Set task: Output the data exactly, with every line intact.
**** Available records ****
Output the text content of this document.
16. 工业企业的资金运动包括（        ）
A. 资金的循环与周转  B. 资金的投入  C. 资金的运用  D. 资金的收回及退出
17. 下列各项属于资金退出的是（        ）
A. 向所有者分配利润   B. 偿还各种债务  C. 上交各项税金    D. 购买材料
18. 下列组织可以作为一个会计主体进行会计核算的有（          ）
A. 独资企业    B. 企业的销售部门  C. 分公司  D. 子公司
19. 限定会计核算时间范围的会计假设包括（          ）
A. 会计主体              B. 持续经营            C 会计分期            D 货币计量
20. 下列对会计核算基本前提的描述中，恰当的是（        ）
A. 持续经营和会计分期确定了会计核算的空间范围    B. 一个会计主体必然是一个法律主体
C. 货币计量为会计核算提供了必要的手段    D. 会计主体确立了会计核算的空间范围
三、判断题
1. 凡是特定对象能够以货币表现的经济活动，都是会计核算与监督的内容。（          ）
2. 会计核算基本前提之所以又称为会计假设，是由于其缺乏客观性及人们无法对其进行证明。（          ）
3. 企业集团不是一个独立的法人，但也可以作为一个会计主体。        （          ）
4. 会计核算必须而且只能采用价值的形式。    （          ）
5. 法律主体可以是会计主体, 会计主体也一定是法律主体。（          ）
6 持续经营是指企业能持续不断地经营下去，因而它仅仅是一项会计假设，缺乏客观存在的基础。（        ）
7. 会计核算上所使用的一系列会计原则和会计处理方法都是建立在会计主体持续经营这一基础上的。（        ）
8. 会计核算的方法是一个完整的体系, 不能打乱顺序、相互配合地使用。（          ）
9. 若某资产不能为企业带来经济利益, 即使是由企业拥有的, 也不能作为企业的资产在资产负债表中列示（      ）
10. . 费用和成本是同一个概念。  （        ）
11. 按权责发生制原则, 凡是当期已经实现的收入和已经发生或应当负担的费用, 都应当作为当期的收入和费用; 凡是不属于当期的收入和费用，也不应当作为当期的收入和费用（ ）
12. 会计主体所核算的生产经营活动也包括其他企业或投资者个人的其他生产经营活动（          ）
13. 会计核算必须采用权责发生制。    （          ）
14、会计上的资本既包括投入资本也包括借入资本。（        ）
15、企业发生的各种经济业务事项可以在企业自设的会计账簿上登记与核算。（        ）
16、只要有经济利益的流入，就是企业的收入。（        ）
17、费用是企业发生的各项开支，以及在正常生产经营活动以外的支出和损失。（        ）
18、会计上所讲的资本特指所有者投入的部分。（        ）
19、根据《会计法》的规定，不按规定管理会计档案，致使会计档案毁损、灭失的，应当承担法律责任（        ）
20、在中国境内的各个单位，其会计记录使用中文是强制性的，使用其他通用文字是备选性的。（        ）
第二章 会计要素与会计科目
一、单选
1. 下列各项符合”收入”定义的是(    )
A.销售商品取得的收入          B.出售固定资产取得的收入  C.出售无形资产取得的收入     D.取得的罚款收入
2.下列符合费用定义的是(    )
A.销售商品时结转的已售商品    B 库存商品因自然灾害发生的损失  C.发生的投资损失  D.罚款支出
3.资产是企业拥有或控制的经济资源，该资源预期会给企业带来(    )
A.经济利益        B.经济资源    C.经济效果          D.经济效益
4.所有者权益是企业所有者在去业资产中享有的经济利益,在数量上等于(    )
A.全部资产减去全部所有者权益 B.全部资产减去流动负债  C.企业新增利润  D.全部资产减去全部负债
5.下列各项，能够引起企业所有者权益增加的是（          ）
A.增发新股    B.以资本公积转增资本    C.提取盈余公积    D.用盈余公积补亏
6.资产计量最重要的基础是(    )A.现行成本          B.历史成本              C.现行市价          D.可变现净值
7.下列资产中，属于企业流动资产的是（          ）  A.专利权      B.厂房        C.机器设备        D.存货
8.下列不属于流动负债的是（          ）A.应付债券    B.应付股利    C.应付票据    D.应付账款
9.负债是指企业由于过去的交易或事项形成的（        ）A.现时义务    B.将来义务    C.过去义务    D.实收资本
****
The output:
Output the text content of this document.
16. 工业企业的资金运动包括（        ）
A. 资金的循环与周转  B. 资金的投入  C. 资金的运用  D. 资金的收回及退出
17. 下列各项属于资金退出的是（        ）
A. 向所有者分配利润   B. 偿还各种债务  C. 上交各项税金    D. 购买材料
18. 下列组织可以作为一个会计主体进行会计核算的有（          ）
A. 独资企业    B. 企业的销售部门  C. 分公司  D. 子公司
19. 限定会计核算时间范围的会计假设包括（          ）
A. 会计主体              B. 持续经营            C 会计分期            D 货币计量
20. 下列对会计核算基本前提的描述中，恰当的是（        ）
A. 持续经营和会计分期确定了会计核算的空间范围    B. 一个会计主体必然是一个法律主体
C. 货币计量为会计核算提供了必要的手段    D. 会计主体确立了会计核算的空间范围
三、判断题
1. 凡是特定对象能够以货币表现的经济活动，都是会计核算与监督的内容。（          ）
2. 会计核算基本前提之所以又称为会计假设，是由于其缺乏客观性及人们无法对其进行证明。（          ）
3. 企业集团不是一个独立的法人，但也可以作为一个会计主体。        （          ）
4. 会计核算必须而且只能采用价值的形式。    （          ）
5. 法律主体可以是会计主体, 会计主体也一定是法律主体。（          ）
6 持续经营是指企业能持续不断地经营下去，因而它仅仅是一项会计假设，缺乏客观存在的基础。（        ）
7. 会计核算上所使用的一系列会计原则和会计处理方法都是建立在会计主体持续经营这一基础上的。（        ）
8. 会计核算的方法是一个完整的体系, 不能打乱顺序、相互配合地使用。（          ）
9. 若某资产不能为企业带来经济利益, 即使是由企业拥有的, 也不能作为企业的资产在资产负债表中列示（      ）
10. . 费用和成本是同一个概念。  （        ）
11. 按权责发生制原则, 凡是当期已经实现的收入和已经发生或应当负担的费用, 都应当作为当期的收入和费用; 凡是不属于当期的收入和费用，也不应当作为当期的收入和费用（ ）
12. 会计主体所核算的生产经营活动也包括其他企业或投资者个人的其他生产经营活动（          ）
13. 会计核算必须采用权责发生制。    （          ）
14、会计上的资本既包括投入资本也包括借入资本。（        ）
15、企业发生的各种经济业务事项可以在企业自设的会计账簿上登记与核算。（        ）
16、只要有经济利益的流入，就是企业的收入。（        ）
17、费用是企业发生的各项开支，以及在正常生产经营活动以外的支出和损失。（        ）
18、会计上所讲的资本特指所有者投入的部分。（        ）
19、根据《会计法》的规定，不按规定管理会计档案，致使会计档案毁损、灭失的，应当承担法律责任（        ）
20、在中国境内的各个单位，其会计记录使用中文是强制性的，使用其他通用文字是备选性的。（        ）
第二章 会计要素与会计科目
一、单选
1. 下列各项符合”收入”定义的是(    )
A.销售商品取得的收入          B.出售固定资产取得的收入  C.出售无形资产取得的收入     D.取得的罚款收入
2.下列符合费用定义的是(    )
A.销售商品时结转的已售商品    B 库存商品因自然灾害发生的损失  C.发生的投资损失  D.罚款支出
3.资产是企业拥有或控制的经济资源，该资源预期会给企业带来(    )
A.经济利益        B.经济资源    C.经济效果          D.经济效益
4.所有者权益是企业所有者在去业资产中享有的经济利益,在数量上等于(    )
A.全部资产减去全部所有者权益 B.全部资产减去流动负债  C.企业新增利润  D.全部资产减去全部负债
5.下列各项，能够引起企业所有者权益增加的是（          ）
A.增发新股    B.以资本公积转增资本    C.提取盈余公积    D.用盈余公积补亏
6.资产计量最重要的基础是(    )A.现行成本          B.历史成本              C.现行市价          D.可变现净值
7.下列资产中，属于企业流动资产的是（          ）  A.专利权      B.厂房        C.机器设备        D.存货
8.下列不属于流动负债的是（          ）A.应付债券    B.应付股利    C.应付票据    D.应付账款
9.负债是指企业由于过去的交易或事项形成的（        ）A.现时义务    B.将来义务    C.过去义务    D.实收资本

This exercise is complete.